"""
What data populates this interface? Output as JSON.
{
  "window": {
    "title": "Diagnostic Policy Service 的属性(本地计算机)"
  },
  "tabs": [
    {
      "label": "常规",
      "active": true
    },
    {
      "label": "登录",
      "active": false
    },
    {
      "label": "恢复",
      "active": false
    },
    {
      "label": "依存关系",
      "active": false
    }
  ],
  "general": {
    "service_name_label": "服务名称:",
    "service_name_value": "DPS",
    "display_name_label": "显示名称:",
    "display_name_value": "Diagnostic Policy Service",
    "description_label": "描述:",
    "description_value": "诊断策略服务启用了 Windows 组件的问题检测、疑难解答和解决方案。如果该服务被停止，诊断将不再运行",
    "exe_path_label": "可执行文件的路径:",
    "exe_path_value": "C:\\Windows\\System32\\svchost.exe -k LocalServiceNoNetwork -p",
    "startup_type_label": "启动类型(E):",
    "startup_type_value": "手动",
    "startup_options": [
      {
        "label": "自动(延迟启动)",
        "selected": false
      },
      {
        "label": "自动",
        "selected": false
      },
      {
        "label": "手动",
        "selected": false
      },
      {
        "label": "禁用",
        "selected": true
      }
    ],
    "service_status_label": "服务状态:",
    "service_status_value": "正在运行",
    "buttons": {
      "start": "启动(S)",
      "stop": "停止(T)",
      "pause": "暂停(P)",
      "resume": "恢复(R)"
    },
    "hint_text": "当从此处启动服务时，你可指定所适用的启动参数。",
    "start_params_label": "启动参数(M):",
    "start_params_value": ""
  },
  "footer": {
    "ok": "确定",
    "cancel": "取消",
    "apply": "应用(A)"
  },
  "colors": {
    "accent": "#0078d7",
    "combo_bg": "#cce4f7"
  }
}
"""
◆ WHAT YOU SHOULD DO: Would you give the material above again, complete and exact?

◆ RESULT OF THE EXERCISE:
What data populates this interface? Output as JSON.
{
  "window": {
    "title": "Diagnostic Policy Service 的属性(本地计算机)"
  },
  "tabs": [
    {
      "label": "常规",
      "active": true
    },
    {
      "label": "登录",
      "active": false
    },
    {
      "label": "恢复",
      "active": false
    },
    {
      "label": "依存关系",
      "active": false
    }
  ],
  "general": {
    "service_name_label": "服务名称:",
    "service_name_value": "DPS",
    "display_name_label": "显示名称:",
    "display_name_value": "Diagnostic Policy Service",
    "description_label": "描述:",
    "description_value": "诊断策略服务启用了 Windows 组件的问题检测、疑难解答和解决方案。如果该服务被停止，诊断将不再运行",
    "exe_path_label": "可执行文件的路径:",
    "exe_path_value": "C:\\Windows\\System32\\svchost.exe -k LocalServiceNoNetwork -p",
    "startup_type_label": "启动类型(E):",
    "startup_type_value": "手动",
    "startup_options": [
      {
        "label": "自动(延迟启动)",
        "selected": false
      },
      {
        "label": "自动",
        "selected": false
      },
      {
        "label": "手动",
        "selected": false
      },
      {
        "label": "禁用",
        "selected": true
      }
    ],
    "service_status_label": "服务状态:",
    "service_status_value": "正在运行",
    "buttons": {
      "start": "启动(S)",
      "stop": "停止(T)",
      "pause": "暂停(P)",
      "resume": "恢复(R)"
    },
    "hint_text": "当从此处启动服务时，你可指定所适用的启动参数。",
    "start_params_label": "启动参数(M):",
    "start_params_value": ""
  },
  "footer": {
    "ok": "确定",
    "cancel": "取消",
    "apply": "应用(A)"
  },
  "colors": {
    "accent": "#0078d7",
    "combo_bg": "#cce4f7"
  }
}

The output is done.